Work to complete -
For the listing below, give the number of lines in which "difference" occurs. Add nothing.

— Begin Provided records —

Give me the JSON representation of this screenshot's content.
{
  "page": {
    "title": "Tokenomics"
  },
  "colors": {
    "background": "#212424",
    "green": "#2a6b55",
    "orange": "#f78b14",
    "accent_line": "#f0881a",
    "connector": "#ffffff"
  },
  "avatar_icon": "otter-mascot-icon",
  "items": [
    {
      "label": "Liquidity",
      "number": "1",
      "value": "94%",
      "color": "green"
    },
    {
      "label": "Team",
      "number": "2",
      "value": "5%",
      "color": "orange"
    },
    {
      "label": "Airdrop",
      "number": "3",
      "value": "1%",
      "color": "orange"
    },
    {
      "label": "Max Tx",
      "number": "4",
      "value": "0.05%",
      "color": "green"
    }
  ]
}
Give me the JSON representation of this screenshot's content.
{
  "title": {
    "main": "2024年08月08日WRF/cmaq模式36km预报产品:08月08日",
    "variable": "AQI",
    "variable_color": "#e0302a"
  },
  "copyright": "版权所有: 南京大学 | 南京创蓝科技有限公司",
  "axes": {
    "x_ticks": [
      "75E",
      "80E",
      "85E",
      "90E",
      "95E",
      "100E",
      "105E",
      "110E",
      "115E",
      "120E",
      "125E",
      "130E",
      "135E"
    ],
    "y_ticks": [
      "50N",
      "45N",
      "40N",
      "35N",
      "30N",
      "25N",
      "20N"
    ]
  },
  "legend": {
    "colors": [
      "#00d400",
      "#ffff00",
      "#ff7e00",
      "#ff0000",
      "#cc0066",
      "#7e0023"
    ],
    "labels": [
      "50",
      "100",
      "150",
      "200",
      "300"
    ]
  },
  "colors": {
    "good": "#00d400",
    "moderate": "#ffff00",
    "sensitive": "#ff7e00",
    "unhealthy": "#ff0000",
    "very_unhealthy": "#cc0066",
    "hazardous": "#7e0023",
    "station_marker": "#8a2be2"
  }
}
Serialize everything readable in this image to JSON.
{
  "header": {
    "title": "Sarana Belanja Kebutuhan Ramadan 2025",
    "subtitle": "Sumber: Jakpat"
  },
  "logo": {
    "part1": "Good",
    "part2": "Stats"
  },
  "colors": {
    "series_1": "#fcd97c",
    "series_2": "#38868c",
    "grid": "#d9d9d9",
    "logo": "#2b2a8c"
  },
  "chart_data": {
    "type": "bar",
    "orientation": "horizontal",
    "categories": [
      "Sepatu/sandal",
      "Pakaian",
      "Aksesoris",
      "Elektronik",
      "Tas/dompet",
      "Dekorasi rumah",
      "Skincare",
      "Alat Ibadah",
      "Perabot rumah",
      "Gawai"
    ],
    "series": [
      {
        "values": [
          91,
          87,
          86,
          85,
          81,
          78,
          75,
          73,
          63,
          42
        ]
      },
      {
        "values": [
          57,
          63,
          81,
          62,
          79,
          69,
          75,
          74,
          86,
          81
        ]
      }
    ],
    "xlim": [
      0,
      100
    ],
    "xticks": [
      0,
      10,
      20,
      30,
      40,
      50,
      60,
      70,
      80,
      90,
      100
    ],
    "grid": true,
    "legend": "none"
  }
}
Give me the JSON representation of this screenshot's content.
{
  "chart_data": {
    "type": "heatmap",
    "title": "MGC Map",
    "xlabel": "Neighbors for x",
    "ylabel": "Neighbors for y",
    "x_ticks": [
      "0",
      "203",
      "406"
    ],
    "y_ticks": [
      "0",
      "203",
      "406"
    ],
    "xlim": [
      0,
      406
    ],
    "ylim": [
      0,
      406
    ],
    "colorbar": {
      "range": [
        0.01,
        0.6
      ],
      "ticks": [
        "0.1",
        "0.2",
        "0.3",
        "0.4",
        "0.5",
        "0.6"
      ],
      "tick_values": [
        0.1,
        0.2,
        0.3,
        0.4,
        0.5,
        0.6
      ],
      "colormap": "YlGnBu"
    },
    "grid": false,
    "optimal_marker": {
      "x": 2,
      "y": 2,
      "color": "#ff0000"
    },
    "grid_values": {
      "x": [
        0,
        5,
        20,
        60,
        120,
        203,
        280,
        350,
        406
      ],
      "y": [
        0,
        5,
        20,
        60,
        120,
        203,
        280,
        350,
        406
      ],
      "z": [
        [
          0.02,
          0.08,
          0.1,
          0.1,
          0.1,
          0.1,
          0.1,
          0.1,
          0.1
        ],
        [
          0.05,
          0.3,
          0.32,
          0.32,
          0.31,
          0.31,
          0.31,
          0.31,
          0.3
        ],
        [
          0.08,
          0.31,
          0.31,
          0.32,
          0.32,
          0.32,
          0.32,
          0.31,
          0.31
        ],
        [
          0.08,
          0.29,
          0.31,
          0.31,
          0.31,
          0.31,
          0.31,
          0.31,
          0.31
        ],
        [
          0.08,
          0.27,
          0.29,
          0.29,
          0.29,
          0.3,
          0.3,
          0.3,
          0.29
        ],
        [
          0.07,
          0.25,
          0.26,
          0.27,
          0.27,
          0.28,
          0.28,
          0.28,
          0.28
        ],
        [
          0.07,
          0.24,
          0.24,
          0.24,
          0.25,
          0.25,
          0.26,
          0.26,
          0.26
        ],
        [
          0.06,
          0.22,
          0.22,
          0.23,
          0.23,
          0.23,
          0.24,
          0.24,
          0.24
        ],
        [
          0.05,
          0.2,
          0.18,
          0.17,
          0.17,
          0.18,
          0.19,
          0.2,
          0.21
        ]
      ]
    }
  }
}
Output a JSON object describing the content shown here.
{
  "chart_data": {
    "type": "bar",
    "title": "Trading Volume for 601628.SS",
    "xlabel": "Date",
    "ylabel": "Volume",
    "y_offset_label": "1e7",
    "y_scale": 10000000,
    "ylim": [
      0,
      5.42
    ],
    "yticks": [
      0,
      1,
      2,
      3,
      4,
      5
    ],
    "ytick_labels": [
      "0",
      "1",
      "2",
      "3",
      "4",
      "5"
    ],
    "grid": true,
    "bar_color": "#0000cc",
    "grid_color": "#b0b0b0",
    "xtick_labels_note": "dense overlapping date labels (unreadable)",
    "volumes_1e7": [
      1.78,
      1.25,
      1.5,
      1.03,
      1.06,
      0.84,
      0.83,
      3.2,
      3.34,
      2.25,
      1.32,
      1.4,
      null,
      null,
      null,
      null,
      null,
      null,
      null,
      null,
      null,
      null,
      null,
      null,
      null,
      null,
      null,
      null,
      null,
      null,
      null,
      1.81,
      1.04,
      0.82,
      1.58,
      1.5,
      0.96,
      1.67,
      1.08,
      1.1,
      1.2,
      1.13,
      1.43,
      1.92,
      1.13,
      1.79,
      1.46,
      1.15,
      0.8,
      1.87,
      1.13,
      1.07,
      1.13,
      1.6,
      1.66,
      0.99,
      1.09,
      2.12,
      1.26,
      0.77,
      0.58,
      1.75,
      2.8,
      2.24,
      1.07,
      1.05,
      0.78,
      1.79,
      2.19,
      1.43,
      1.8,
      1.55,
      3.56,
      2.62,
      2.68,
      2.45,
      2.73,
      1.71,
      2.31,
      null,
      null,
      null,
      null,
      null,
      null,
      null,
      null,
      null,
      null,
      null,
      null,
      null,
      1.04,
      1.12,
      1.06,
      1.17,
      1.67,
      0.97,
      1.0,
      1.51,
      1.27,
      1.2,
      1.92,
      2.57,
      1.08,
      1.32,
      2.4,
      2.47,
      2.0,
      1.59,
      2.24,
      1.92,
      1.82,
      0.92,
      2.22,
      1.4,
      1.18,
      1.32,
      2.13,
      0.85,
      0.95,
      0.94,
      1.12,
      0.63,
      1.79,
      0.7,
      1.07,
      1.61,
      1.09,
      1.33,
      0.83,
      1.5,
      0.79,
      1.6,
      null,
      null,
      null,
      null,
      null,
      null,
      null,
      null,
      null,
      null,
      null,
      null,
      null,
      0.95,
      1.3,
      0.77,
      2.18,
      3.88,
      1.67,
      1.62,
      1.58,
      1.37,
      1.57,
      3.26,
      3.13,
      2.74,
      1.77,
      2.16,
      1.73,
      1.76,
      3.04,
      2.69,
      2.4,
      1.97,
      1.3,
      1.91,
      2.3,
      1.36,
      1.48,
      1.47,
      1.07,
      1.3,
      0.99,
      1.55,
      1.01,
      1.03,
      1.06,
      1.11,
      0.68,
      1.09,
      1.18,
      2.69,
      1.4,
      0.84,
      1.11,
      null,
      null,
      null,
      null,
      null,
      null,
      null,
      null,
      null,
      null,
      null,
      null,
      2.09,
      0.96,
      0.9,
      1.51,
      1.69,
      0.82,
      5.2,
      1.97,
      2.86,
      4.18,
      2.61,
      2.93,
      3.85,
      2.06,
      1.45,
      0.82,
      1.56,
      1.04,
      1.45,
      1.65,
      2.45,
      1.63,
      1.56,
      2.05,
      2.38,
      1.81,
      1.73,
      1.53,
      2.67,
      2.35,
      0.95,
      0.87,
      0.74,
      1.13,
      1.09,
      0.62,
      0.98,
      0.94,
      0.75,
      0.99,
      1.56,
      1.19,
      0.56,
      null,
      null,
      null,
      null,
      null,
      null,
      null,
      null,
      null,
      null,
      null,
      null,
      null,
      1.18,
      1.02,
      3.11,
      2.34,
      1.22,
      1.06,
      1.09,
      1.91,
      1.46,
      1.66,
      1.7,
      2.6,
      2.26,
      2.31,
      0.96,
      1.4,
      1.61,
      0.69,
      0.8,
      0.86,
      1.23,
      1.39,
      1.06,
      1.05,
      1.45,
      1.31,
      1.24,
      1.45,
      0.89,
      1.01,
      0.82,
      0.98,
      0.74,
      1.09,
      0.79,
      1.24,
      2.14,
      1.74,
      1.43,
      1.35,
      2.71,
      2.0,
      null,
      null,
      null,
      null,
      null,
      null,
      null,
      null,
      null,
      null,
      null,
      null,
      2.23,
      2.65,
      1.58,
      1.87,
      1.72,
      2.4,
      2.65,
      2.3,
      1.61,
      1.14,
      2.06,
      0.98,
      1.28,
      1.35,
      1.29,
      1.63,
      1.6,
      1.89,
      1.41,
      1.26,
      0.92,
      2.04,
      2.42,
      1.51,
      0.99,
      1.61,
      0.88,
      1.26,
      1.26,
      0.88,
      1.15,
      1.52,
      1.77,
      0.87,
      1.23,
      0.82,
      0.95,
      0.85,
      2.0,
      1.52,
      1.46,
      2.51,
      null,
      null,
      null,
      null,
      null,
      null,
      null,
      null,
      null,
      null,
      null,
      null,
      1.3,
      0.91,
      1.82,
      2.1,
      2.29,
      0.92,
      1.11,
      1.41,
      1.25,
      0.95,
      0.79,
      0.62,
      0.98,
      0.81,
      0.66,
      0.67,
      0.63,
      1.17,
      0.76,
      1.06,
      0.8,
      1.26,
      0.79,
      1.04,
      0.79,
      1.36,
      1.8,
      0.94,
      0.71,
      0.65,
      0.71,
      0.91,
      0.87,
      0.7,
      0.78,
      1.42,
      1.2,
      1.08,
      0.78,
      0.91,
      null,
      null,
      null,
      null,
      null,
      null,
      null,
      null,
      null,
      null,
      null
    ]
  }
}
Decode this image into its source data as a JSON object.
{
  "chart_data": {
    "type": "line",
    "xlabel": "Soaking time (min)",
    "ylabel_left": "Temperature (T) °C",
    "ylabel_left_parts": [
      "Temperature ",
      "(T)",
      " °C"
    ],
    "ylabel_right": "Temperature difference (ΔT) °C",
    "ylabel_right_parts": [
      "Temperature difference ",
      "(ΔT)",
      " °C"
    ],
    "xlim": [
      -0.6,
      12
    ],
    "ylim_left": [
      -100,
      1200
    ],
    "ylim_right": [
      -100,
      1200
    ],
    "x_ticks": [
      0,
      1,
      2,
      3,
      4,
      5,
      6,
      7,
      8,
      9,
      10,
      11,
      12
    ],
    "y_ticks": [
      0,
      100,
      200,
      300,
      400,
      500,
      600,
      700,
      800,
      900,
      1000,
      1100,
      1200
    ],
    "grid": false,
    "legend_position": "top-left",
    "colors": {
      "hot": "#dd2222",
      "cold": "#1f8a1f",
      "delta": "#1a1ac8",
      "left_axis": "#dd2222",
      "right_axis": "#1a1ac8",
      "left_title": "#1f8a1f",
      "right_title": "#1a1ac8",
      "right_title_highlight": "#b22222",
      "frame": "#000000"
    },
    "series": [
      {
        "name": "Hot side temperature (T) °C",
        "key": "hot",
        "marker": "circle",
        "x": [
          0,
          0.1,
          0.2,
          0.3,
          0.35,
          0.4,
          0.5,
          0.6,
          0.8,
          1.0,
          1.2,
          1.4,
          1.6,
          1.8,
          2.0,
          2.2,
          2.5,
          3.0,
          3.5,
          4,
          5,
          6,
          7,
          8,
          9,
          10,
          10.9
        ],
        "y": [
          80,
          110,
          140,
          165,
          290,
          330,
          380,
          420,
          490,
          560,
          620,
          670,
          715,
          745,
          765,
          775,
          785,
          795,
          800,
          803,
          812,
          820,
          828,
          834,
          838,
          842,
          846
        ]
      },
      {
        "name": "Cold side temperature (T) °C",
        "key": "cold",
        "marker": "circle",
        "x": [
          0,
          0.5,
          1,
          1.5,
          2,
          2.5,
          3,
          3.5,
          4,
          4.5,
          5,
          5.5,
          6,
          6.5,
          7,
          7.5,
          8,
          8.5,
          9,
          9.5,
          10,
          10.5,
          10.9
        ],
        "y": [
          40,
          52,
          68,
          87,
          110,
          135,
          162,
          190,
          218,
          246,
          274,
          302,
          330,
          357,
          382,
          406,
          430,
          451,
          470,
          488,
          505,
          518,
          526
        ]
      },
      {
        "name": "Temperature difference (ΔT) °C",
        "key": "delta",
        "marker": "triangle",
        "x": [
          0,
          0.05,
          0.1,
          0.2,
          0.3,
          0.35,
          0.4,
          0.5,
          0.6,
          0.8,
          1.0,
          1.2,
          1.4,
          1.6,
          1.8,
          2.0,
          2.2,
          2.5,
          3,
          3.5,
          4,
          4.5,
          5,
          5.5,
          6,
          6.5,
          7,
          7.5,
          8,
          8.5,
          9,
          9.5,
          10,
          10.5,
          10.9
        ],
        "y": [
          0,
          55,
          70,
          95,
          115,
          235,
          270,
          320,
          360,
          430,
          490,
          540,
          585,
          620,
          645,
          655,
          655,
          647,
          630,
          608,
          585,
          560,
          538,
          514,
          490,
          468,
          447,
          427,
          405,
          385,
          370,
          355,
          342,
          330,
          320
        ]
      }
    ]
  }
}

— End Provided records —

Correct output -
3